REQUIREMENTS:
Copy out all the records, word for word.

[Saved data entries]

+---+

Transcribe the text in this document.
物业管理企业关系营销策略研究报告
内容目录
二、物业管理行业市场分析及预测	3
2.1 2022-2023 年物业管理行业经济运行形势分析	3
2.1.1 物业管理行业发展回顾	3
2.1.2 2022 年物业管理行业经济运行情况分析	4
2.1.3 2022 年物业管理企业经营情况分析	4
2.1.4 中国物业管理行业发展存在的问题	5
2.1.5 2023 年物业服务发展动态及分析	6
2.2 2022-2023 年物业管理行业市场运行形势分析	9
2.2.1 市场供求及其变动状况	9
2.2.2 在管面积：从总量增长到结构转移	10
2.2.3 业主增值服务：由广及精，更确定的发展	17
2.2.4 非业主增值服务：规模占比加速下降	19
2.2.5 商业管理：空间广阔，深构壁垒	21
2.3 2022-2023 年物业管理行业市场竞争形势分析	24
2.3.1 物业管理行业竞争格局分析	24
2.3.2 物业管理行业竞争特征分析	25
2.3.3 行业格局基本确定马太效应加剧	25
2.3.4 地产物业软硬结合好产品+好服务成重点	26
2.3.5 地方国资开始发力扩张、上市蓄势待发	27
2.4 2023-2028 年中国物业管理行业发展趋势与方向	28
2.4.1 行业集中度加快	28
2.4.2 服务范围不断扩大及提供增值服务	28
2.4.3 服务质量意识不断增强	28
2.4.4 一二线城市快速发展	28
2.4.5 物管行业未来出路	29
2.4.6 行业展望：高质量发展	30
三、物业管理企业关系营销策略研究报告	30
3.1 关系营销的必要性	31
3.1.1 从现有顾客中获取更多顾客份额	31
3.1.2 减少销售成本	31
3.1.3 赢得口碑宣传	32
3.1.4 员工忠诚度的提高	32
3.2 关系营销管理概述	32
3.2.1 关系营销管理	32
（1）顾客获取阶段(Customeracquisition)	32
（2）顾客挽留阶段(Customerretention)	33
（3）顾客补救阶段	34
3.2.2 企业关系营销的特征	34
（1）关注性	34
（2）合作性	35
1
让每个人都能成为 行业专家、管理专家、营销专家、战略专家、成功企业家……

+---+

FULL ANSWER:
Transcribe the text in this document.
物业管理企业关系营销策略研究报告
内容目录
二、物业管理行业市场分析及预测	3
2.1 2022-2023 年物业管理行业经济运行形势分析	3
2.1.1 物业管理行业发展回顾	3
2.1.2 2022 年物业管理行业经济运行情况分析	4
2.1.3 2022 年物业管理企业经营情况分析	4
2.1.4 中国物业管理行业发展存在的问题	5
2.1.5 2023 年物业服务发展动态及分析	6
2.2 2022-2023 年物业管理行业市场运行形势分析	9
2.2.1 市场供求及其变动状况	9
2.2.2 在管面积：从总量增长到结构转移	10
2.2.3 业主增值服务：由广及精，更确定的发展	17
2.2.4 非业主增值服务：规模占比加速下降	19
2.2.5 商业管理：空间广阔，深构壁垒	21
2.3 2022-2023 年物业管理行业市场竞争形势分析	24
2.3.1 物业管理行业竞争格局分析	24
2.3.2 物业管理行业竞争特征分析	25
2.3.3 行业格局基本确定马太效应加剧	25
2.3.4 地产物业软硬结合好产品+好服务成重点	26
2.3.5 地方国资开始发力扩张、上市蓄势待发	27
2.4 2023-2028 年中国物业管理行业发展趋势与方向	28
2.4.1 行业集中度加快	28
2.4.2 服务范围不断扩大及提供增值服务	28
2.4.3 服务质量意识不断增强	28
2.4.4 一二线城市快速发展	28
2.4.5 物管行业未来出路	29
2.4.6 行业展望：高质量发展	30
三、物业管理企业关系营销策略研究报告	30
3.1 关系营销的必要性	31
3.1.1 从现有顾客中获取更多顾客份额	31
3.1.2 减少销售成本	31
3.1.3 赢得口碑宣传	32
3.1.4 员工忠诚度的提高	32
3.2 关系营销管理概述	32
3.2.1 关系营销管理	32
（1）顾客获取阶段(Customeracquisition)	32
（2）顾客挽留阶段(Customerretention)	33
（3）顾客补救阶段	34
3.2.2 企业关系营销的特征	34
（1）关注性	34
（2）合作性	35
1
让每个人都能成为 行业专家、管理专家、营销专家、战略专家、成功企业家……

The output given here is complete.